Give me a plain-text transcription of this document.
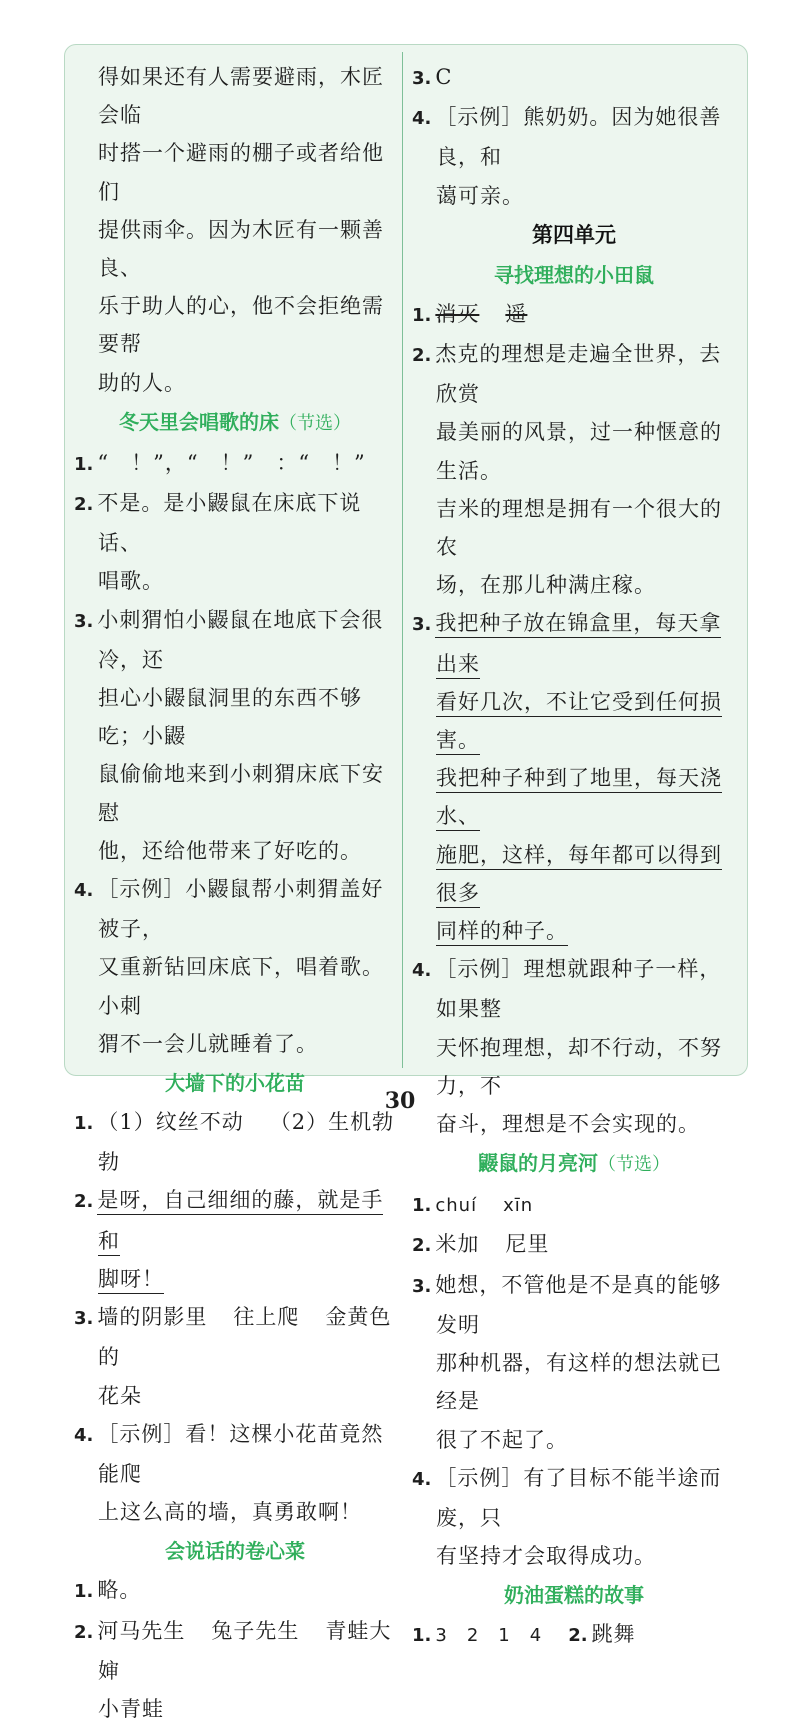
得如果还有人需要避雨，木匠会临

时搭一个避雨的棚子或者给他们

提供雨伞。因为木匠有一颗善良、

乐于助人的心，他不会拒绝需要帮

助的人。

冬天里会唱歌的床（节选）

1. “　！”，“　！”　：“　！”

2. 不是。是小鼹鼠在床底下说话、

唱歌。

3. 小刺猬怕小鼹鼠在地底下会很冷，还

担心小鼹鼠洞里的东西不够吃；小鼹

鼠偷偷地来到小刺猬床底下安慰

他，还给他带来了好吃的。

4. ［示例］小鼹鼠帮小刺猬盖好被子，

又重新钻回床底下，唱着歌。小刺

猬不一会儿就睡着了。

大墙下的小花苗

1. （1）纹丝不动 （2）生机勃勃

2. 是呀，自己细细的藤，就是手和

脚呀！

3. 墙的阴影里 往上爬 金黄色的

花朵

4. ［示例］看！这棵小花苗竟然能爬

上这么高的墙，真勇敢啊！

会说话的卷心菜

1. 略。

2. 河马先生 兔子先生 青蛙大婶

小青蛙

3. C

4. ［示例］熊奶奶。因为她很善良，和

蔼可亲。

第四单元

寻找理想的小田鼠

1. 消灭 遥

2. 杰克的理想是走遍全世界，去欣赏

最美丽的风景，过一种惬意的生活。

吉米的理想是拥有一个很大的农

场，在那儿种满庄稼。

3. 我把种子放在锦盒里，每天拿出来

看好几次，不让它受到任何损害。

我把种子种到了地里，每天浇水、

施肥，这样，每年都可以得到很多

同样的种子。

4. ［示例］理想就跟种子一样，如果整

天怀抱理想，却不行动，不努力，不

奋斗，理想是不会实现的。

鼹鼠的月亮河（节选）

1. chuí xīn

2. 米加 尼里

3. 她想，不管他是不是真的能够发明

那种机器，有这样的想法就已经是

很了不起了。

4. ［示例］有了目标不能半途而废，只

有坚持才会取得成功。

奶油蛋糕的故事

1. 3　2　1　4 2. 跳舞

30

────────────────────────────────────────

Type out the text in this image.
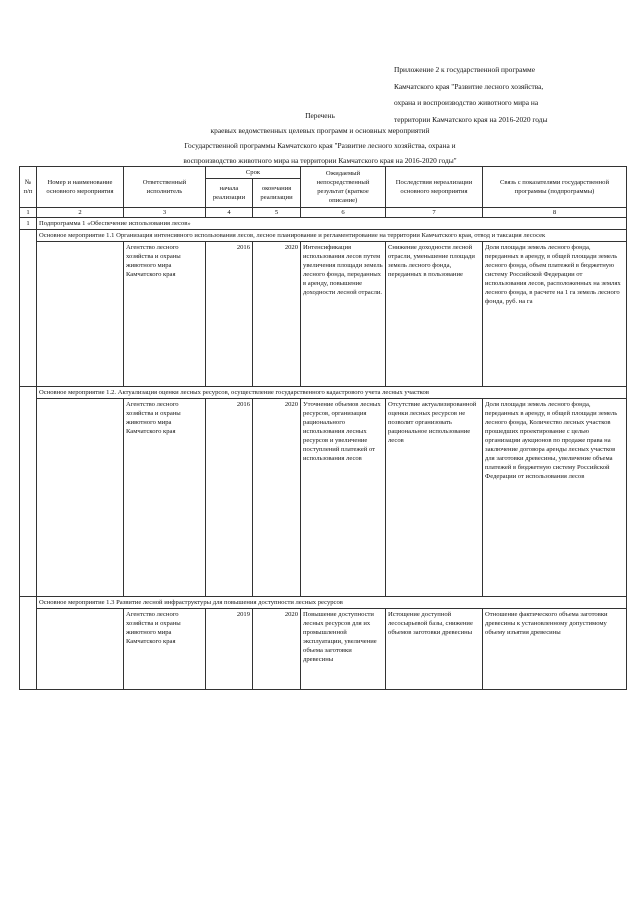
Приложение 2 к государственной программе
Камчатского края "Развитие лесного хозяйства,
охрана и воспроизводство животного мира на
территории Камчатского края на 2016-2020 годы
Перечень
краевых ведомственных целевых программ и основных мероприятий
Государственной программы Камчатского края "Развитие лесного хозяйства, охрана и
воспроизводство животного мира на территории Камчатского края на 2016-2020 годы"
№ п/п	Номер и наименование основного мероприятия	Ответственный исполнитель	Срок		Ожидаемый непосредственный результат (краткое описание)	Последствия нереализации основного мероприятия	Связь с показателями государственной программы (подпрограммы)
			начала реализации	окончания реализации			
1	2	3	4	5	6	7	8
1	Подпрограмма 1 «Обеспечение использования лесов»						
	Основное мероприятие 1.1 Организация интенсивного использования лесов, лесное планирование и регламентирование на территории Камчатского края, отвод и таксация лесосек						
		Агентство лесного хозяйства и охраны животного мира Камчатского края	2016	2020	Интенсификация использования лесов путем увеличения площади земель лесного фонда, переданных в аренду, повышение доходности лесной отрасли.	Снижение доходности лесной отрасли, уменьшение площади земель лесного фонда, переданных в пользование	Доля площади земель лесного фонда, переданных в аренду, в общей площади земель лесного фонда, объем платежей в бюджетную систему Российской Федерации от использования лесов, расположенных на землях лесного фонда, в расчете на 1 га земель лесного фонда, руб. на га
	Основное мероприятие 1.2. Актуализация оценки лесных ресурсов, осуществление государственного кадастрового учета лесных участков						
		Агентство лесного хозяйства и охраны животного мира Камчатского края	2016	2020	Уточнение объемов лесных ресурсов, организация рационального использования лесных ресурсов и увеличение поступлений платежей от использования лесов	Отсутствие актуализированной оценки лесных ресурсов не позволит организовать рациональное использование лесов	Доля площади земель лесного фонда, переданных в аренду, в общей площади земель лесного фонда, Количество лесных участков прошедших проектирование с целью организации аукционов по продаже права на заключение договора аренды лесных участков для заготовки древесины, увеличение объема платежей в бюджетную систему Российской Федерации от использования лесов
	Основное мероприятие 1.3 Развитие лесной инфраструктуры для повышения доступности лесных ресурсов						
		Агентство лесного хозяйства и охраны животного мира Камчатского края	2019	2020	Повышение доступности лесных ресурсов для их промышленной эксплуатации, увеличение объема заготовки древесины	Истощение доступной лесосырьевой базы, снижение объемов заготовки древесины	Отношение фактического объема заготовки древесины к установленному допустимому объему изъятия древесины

────────────────────────────────────────

**Task to complete**
Spot every line that holds "хозяйства" and copy it.

**Solved exercise**
Камчатского края "Развитие лесного хозяйства,
Государственной программы Камчатского края "Развитие лесного хозяйства, охрана и
		Агентство лесного хозяйства и охраны животного мира Камчатского края	2016	2020	Интенсификация использования лесов путем увеличения площади земель лесного фонда, переданных в аренду, повышение доходности лесной отрасли.	Снижение доходности лесной отрасли, уменьшение площади земель лесного фонда, переданных в пользование	Доля площади земель лесного фонда, переданных в аренду, в общей площади земель лесного фонда, объем платежей в бюджетную систему Российской Федерации от использования лесов, расположенных на землях лесного фонда, в расчете на 1 га земель лесного фонда, руб. на га
		Агентство лесного хозяйства и охраны животного мира Камчатского края	2016	2020	Уточнение объемов лесных ресурсов, организация рационального использования лесных ресурсов и увеличение поступлений платежей от использования лесов	Отсутствие актуализированной оценки лесных ресурсов не позволит организовать рациональное использование лесов	Доля площади земель лесного фонда, переданных в аренду, в общей площади земель лесного фонда, Количество лесных участков прошедших проектирование с целью организации аукционов по продаже права на заключение договора аренды лесных участков для заготовки древесины, увеличение объема платежей в бюджетную систему Российской Федерации от использования лесов
		Агентство лесного хозяйства и охраны животного мира Камчатского края	2019	2020	Повышение доступности лесных ресурсов для их промышленной эксплуатации, увеличение объема заготовки древесины	Истощение доступной лесосырьевой базы, снижение объемов заготовки древесины	Отношение фактического объема заготовки древесины к установленному допустимому объему изъятия древесины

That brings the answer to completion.